Task description:
Every line that contains the word "certificate" should be copied.

Data in this exercise:
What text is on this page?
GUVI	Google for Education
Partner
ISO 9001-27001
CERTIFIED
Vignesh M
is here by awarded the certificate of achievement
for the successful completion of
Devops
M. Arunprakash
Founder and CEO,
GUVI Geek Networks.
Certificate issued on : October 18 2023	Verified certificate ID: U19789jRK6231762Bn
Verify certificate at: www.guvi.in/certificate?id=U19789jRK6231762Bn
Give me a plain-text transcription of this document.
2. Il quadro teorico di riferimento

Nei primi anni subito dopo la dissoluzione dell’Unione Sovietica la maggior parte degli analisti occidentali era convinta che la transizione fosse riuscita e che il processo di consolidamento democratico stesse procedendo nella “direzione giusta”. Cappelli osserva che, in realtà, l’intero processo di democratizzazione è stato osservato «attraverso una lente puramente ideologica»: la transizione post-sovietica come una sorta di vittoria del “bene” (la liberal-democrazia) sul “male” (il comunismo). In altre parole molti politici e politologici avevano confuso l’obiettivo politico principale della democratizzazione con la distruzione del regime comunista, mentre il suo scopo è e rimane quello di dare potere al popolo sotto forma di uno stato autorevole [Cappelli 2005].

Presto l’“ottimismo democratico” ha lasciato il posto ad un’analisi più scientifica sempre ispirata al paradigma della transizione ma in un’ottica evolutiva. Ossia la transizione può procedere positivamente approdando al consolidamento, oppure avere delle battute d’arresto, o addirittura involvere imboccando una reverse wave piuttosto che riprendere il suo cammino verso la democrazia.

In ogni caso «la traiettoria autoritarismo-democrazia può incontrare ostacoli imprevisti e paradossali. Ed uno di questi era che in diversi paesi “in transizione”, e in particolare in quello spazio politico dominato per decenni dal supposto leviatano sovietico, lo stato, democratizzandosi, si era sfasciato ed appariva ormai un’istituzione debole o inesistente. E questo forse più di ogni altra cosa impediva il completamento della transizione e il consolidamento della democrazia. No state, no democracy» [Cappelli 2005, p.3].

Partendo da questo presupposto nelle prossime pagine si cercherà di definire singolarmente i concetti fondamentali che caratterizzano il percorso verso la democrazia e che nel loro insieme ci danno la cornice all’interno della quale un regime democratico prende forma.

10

Response to this task:
is here by awarded the certificate of achievement
Certificate issued on : October 18 2023	Verified certificate ID: U19789jRK6231762Bn
Verify certificate at: www.guvi.in/certificate?id=U19789jRK6231762Bn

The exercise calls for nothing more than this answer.